Data entries:
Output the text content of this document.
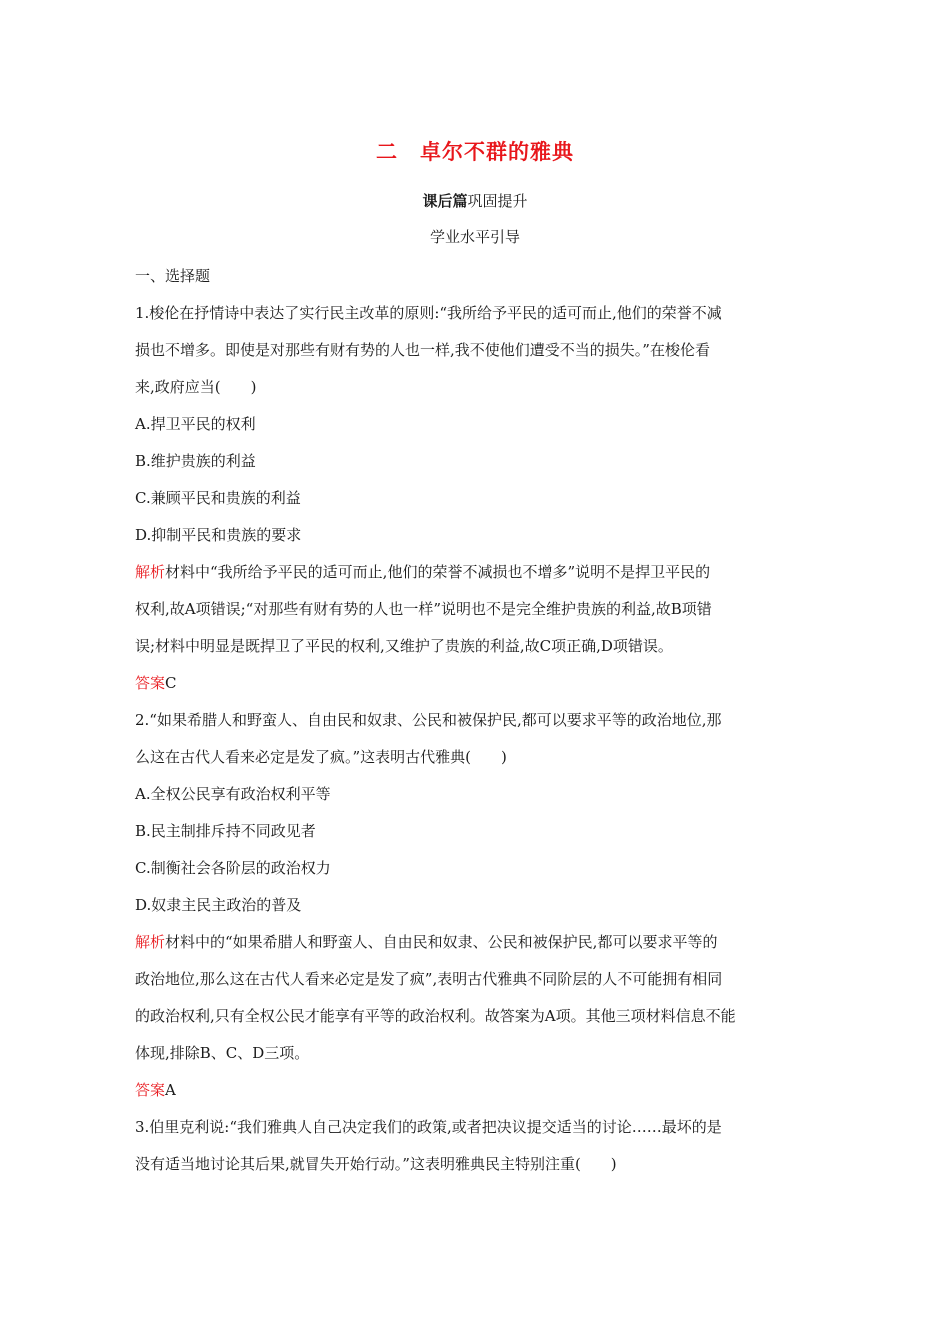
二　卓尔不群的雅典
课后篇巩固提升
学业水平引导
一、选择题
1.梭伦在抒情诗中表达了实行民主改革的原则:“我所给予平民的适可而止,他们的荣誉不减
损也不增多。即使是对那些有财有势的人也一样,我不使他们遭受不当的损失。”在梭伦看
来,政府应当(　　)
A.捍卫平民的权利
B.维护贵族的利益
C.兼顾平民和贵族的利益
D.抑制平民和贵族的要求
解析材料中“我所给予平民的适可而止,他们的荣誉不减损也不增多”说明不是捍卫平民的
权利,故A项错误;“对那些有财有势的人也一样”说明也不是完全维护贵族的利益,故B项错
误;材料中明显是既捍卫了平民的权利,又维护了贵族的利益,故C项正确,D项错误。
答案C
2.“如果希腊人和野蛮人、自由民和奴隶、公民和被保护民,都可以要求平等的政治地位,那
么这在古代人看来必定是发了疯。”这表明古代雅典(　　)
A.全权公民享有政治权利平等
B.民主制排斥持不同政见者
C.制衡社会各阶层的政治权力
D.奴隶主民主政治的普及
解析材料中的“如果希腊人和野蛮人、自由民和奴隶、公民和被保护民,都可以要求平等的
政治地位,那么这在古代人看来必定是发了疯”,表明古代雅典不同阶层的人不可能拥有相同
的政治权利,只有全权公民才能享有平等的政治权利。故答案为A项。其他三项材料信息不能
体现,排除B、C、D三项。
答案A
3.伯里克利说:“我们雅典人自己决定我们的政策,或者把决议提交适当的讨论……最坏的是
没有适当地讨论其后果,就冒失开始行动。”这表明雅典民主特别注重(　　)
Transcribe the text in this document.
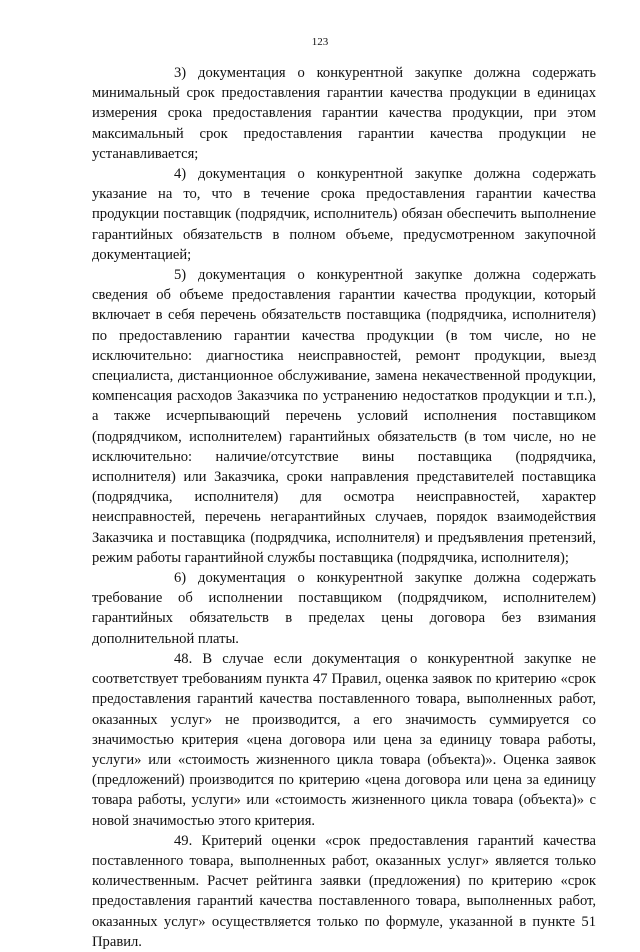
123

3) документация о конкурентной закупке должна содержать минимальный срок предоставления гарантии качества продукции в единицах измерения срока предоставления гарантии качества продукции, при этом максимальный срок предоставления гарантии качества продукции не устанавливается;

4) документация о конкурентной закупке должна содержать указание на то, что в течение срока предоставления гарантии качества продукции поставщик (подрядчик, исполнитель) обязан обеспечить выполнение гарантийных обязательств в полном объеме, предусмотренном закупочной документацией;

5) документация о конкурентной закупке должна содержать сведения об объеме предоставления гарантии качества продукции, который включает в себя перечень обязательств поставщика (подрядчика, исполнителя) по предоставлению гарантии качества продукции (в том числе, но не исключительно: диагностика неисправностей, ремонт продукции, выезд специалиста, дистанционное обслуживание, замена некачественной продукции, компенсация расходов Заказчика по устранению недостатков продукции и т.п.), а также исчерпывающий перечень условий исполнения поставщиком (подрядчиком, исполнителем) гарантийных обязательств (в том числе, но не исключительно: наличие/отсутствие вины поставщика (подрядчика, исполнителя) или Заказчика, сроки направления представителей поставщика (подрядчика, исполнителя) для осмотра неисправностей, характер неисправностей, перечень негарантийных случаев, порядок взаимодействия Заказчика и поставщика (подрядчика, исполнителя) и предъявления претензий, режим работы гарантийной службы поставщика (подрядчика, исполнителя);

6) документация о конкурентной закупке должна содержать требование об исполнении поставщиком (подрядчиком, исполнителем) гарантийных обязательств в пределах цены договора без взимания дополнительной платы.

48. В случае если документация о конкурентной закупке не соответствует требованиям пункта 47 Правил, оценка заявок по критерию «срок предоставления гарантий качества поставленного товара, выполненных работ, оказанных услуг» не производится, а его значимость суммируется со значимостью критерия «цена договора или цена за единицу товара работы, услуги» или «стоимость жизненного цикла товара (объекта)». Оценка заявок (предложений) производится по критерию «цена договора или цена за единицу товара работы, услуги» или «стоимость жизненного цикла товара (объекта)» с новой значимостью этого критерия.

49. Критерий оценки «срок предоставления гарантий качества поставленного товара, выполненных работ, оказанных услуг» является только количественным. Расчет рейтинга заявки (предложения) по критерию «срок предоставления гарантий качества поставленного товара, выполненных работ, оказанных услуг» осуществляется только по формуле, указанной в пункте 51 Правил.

STATED GOAL:
Output the entries above exactly. Drop the pictures.

RESPONSE TO THE TASK:
Output the text content of this document.
二　卓尔不群的雅典
课后篇巩固提升
学业水平引导
一、选择题
1.梭伦在抒情诗中表达了实行民主改革的原则:“我所给予平民的适可而止,他们的荣誉不减
损也不增多。即使是对那些有财有势的人也一样,我不使他们遭受不当的损失。”在梭伦看
来,政府应当(　　)
A.捍卫平民的权利
B.维护贵族的利益
C.兼顾平民和贵族的利益
D.抑制平民和贵族的要求
解析材料中“我所给予平民的适可而止,他们的荣誉不减损也不增多”说明不是捍卫平民的
权利,故A项错误;“对那些有财有势的人也一样”说明也不是完全维护贵族的利益,故B项错
误;材料中明显是既捍卫了平民的权利,又维护了贵族的利益,故C项正确,D项错误。
答案C
2.“如果希腊人和野蛮人、自由民和奴隶、公民和被保护民,都可以要求平等的政治地位,那
么这在古代人看来必定是发了疯。”这表明古代雅典(　　)
A.全权公民享有政治权利平等
B.民主制排斥持不同政见者
C.制衡社会各阶层的政治权力
D.奴隶主民主政治的普及
解析材料中的“如果希腊人和野蛮人、自由民和奴隶、公民和被保护民,都可以要求平等的
政治地位,那么这在古代人看来必定是发了疯”,表明古代雅典不同阶层的人不可能拥有相同
的政治权利,只有全权公民才能享有平等的政治权利。故答案为A项。其他三项材料信息不能
体现,排除B、C、D三项。
答案A
3.伯里克利说:“我们雅典人自己决定我们的政策,或者把决议提交适当的讨论……最坏的是
没有适当地讨论其后果,就冒失开始行动。”这表明雅典民主特别注重(　　)
Transcribe the text in this document.
123

3) документация о конкурентной закупке должна содержать минимальный срок предоставления гарантии качества продукции в единицах измерения срока предоставления гарантии качества продукции, при этом максимальный срок предоставления гарантии качества продукции не устанавливается;

4) документация о конкурентной закупке должна содержать указание на то, что в течение срока предоставления гарантии качества продукции поставщик (подрядчик, исполнитель) обязан обеспечить выполнение гарантийных обязательств в полном объеме, предусмотренном закупочной документацией;

5) документация о конкурентной закупке должна содержать сведения об объеме предоставления гарантии качества продукции, который включает в себя перечень обязательств поставщика (подрядчика, исполнителя) по предоставлению гарантии качества продукции (в том числе, но не исключительно: диагностика неисправностей, ремонт продукции, выезд специалиста, дистанционное обслуживание, замена некачественной продукции, компенсация расходов Заказчика по устранению недостатков продукции и т.п.), а также исчерпывающий перечень условий исполнения поставщиком (подрядчиком, исполнителем) гарантийных обязательств (в том числе, но не исключительно: наличие/отсутствие вины поставщика (подрядчика, исполнителя) или Заказчика, сроки направления представителей поставщика (подрядчика, исполнителя) для осмотра неисправностей, характер неисправностей, перечень негарантийных случаев, порядок взаимодействия Заказчика и поставщика (подрядчика, исполнителя) и предъявления претензий, режим работы гарантийной службы поставщика (подрядчика, исполнителя);

6) документация о конкурентной закупке должна содержать требование об исполнении поставщиком (подрядчиком, исполнителем) гарантийных обязательств в пределах цены договора без взимания дополнительной платы.

48. В случае если документация о конкурентной закупке не соответствует требованиям пункта 47 Правил, оценка заявок по критерию «срок предоставления гарантий качества поставленного товара, выполненных работ, оказанных услуг» не производится, а его значимость суммируется со значимостью критерия «цена договора или цена за единицу товара работы, услуги» или «стоимость жизненного цикла товара (объекта)». Оценка заявок (предложений) производится по критерию «цена договора или цена за единицу товара работы, услуги» или «стоимость жизненного цикла товара (объекта)» с новой значимостью этого критерия.

49. Критерий оценки «срок предоставления гарантий качества поставленного товара, выполненных работ, оказанных услуг» является только количественным. Расчет рейтинга заявки (предложения) по критерию «срок предоставления гарантий качества поставленного товара, выполненных работ, оказанных услуг» осуществляется только по формуле, указанной в пункте 51 Правил.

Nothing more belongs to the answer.